TASK: Reproduce every line of the listing as written, apart from the pictures.

ROWS:

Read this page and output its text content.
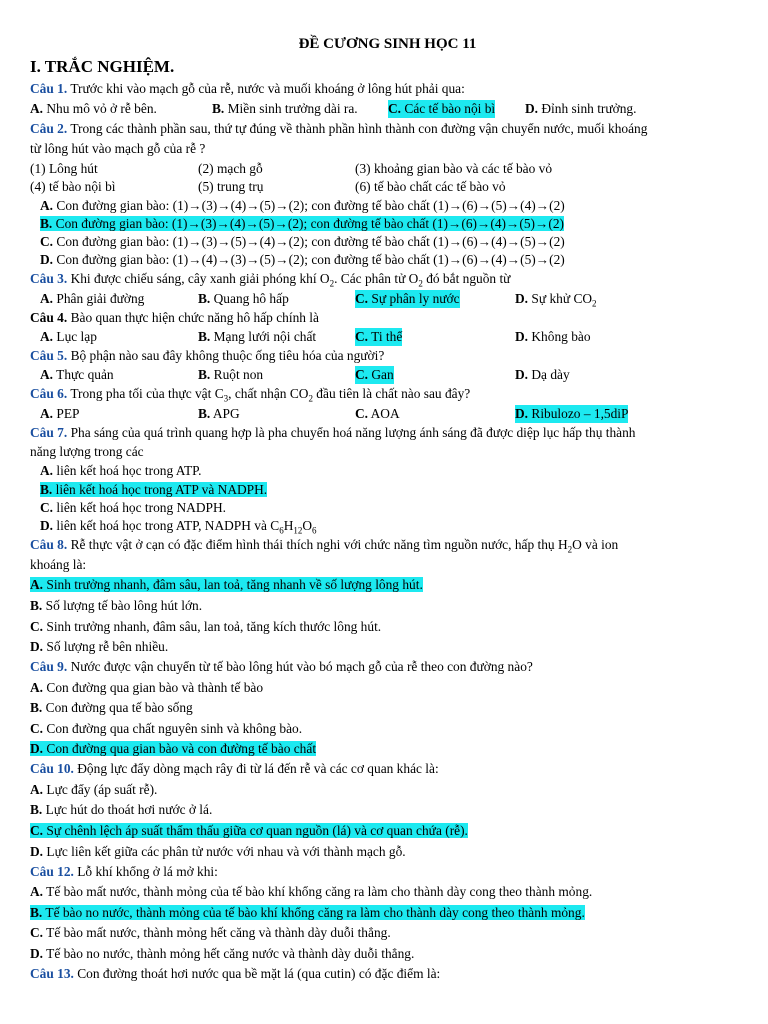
ĐỀ CƯƠNG SINH HỌC 11
I. TRẮC NGHIỆM.
Câu 1. Trước khi vào mạch gỗ của rễ, nước và muối khoáng ở lông hút phải qua:
A. Nhu mô vỏ ở rễ bên.	B. Miền sinh trưởng dài ra. C. Các tế bào nội bì D. Đỉnh sinh trưởng.
Câu 2. Trong các thành phần sau, thứ tự đúng về thành phần hình thành con đường vận chuyển nước, muối khoáng
từ lông hút vào mạch gỗ của rễ ?
(1) Lông hút	(2) mạch gỗ	(3) khoảng gian bào và các tế bào vỏ
(4) tế bào nội bì	(5) trung trụ	(6) tế bào chất các tế bào vỏ
A. Con đường gian bào: (1)→(3)→(4)→(5)→(2); con đường tế bào chất (1)→(6)→(5)→(4)→(2)
B. Con đường gian bào: (1)→(3)→(4)→(5)→(2); con đường tế bào chất (1)→(6)→(4)→(5)→(2)
C. Con đường gian bào: (1)→(3)→(5)→(4)→(2); con đường tế bào chất (1)→(6)→(4)→(5)→(2)
D. Con đường gian bào: (1)→(4)→(3)→(5)→(2); con đường tế bào chất (1)→(6)→(4)→(5)→(2)
Câu 3. Khi được chiếu sáng, cây xanh giải phóng khí $O_2$. Các phân tử $O_2$ đó bắt nguồn từ
A. Phân giải đường	B. Quang hô hấp	C. Sự phân ly nước	D. Sự khử $CO_2$
Câu 4. Bào quan thực hiện chức năng hô hấp chính là
A. Lục lạp	B. Mạng lưới nội chất	C. Ti thể	D. Không bào
Câu 5. Bộ phận nào sau đây không thuộc ống tiêu hóa của người?
A. Thực quản	B. Ruột non	C. Gan	D. Dạ dày
Câu 6. Trong pha tối của thực vật $C_3$, chất nhận $CO_2$ đầu tiên là chất nào sau đây?
A. PEP	B. APG	C. AOA	D. Ribulozo – 1,5diP
Câu 7. Pha sáng của quá trình quang hợp là pha chuyển hoá năng lượng ánh sáng đã được diệp lục hấp thụ thành
năng lượng trong các
A. liên kết hoá học trong ATP.
B. liên kết hoá học trong ATP và NADPH.
C. liên kết hoá học trong NADPH.
D. liên kết hoá học trong ATP, NADPH và $C_6H_{12}O_6$
Câu 8. Rễ thực vật ở cạn có đặc điểm hình thái thích nghi với chức năng tìm nguồn nước, hấp thụ $H_2O$ và ion
khoáng là:
A. Sinh trưởng nhanh, đâm sâu, lan toả, tăng nhanh về số lượng lông hút.
B. Số lượng tế bào lông hút lớn.
C. Sinh trưởng nhanh, đâm sâu, lan toả, tăng kích thước lông hút.
D. Số lượng rễ bên nhiều.
Câu 9. Nước được vận chuyển từ tế bào lông hút vào bó mạch gỗ của rễ theo con đường nào?
A. Con đường qua gian bào và thành tế bào
B. Con đường qua tế bào sống
C. Con đường qua chất nguyên sinh và không bào.
D. Con đường qua gian bào và con đường tế bào chất
Câu 10. Động lực đẩy dòng mạch rây đi từ lá đến rễ và các cơ quan khác là:
A. Lực đẩy (áp suất rễ).
B. Lực hút do thoát hơi nước ở lá.
C. Sự chênh lệch áp suất thẩm thấu giữa cơ quan nguồn (lá) và cơ quan chứa (rễ).
D. Lực liên kết giữa các phân tử nước với nhau và với thành mạch gỗ.
Câu 12. Lỗ khí khổng ở lá mở khi:
A. Tế bào mất nước, thành mỏng của tế bào khí khổng căng ra làm cho thành dày cong theo thành mỏng.
B. Tế bào no nước, thành mỏng của tế bào khí khổng căng ra làm cho thành dày cong theo thành mỏng.
C. Tế bào mất nước, thành mỏng hết căng và thành dày duỗi thẳng.
D. Tế bào no nước, thành mỏng hết căng nước và thành dày duỗi thẳng.
Câu 13. Con đường thoát hơi nước qua bề mặt lá (qua cutin) có đặc điểm là:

RESPONSE TO THE TASK:
Read this page and output its text content.
ĐỀ CƯƠNG SINH HỌC 11
I. TRẮC NGHIỆM.
Câu 1. Trước khi vào mạch gỗ của rễ, nước và muối khoáng ở lông hút phải qua:
A. Nhu mô vỏ ở rễ bên.	B. Miền sinh trưởng dài ra. C. Các tế bào nội bì D. Đỉnh sinh trưởng.
Câu 2. Trong các thành phần sau, thứ tự đúng về thành phần hình thành con đường vận chuyển nước, muối khoáng
từ lông hút vào mạch gỗ của rễ ?
(1) Lông hút	(2) mạch gỗ	(3) khoảng gian bào và các tế bào vỏ
(4) tế bào nội bì	(5) trung trụ	(6) tế bào chất các tế bào vỏ
A. Con đường gian bào: (1)→(3)→(4)→(5)→(2); con đường tế bào chất (1)→(6)→(5)→(4)→(2)
B. Con đường gian bào: (1)→(3)→(4)→(5)→(2); con đường tế bào chất (1)→(6)→(4)→(5)→(2)
C. Con đường gian bào: (1)→(3)→(5)→(4)→(2); con đường tế bào chất (1)→(6)→(4)→(5)→(2)
D. Con đường gian bào: (1)→(4)→(3)→(5)→(2); con đường tế bào chất (1)→(6)→(4)→(5)→(2)
Câu 3. Khi được chiếu sáng, cây xanh giải phóng khí $O_2$. Các phân tử $O_2$ đó bắt nguồn từ
A. Phân giải đường	B. Quang hô hấp	C. Sự phân ly nước	D. Sự khử $CO_2$
Câu 4. Bào quan thực hiện chức năng hô hấp chính là
A. Lục lạp	B. Mạng lưới nội chất	C. Ti thể	D. Không bào
Câu 5. Bộ phận nào sau đây không thuộc ống tiêu hóa của người?
A. Thực quản	B. Ruột non	C. Gan	D. Dạ dày
Câu 6. Trong pha tối của thực vật $C_3$, chất nhận $CO_2$ đầu tiên là chất nào sau đây?
A. PEP	B. APG	C. AOA	D. Ribulozo – 1,5diP
Câu 7. Pha sáng của quá trình quang hợp là pha chuyển hoá năng lượng ánh sáng đã được diệp lục hấp thụ thành
năng lượng trong các
A. liên kết hoá học trong ATP.
B. liên kết hoá học trong ATP và NADPH.
C. liên kết hoá học trong NADPH.
D. liên kết hoá học trong ATP, NADPH và $C_6H_{12}O_6$
Câu 8. Rễ thực vật ở cạn có đặc điểm hình thái thích nghi với chức năng tìm nguồn nước, hấp thụ $H_2O$ và ion
khoáng là:
A. Sinh trưởng nhanh, đâm sâu, lan toả, tăng nhanh về số lượng lông hút.
B. Số lượng tế bào lông hút lớn.
C. Sinh trưởng nhanh, đâm sâu, lan toả, tăng kích thước lông hút.
D. Số lượng rễ bên nhiều.
Câu 9. Nước được vận chuyển từ tế bào lông hút vào bó mạch gỗ của rễ theo con đường nào?
A. Con đường qua gian bào và thành tế bào
B. Con đường qua tế bào sống
C. Con đường qua chất nguyên sinh và không bào.
D. Con đường qua gian bào và con đường tế bào chất
Câu 10. Động lực đẩy dòng mạch rây đi từ lá đến rễ và các cơ quan khác là:
A. Lực đẩy (áp suất rễ).
B. Lực hút do thoát hơi nước ở lá.
C. Sự chênh lệch áp suất thẩm thấu giữa cơ quan nguồn (lá) và cơ quan chứa (rễ).
D. Lực liên kết giữa các phân tử nước với nhau và với thành mạch gỗ.
Câu 12. Lỗ khí khổng ở lá mở khi:
A. Tế bào mất nước, thành mỏng của tế bào khí khổng căng ra làm cho thành dày cong theo thành mỏng.
B. Tế bào no nước, thành mỏng của tế bào khí khổng căng ra làm cho thành dày cong theo thành mỏng.
C. Tế bào mất nước, thành mỏng hết căng và thành dày duỗi thẳng.
D. Tế bào no nước, thành mỏng hết căng nước và thành dày duỗi thẳng.
Câu 13. Con đường thoát hơi nước qua bề mặt lá (qua cutin) có đặc điểm là:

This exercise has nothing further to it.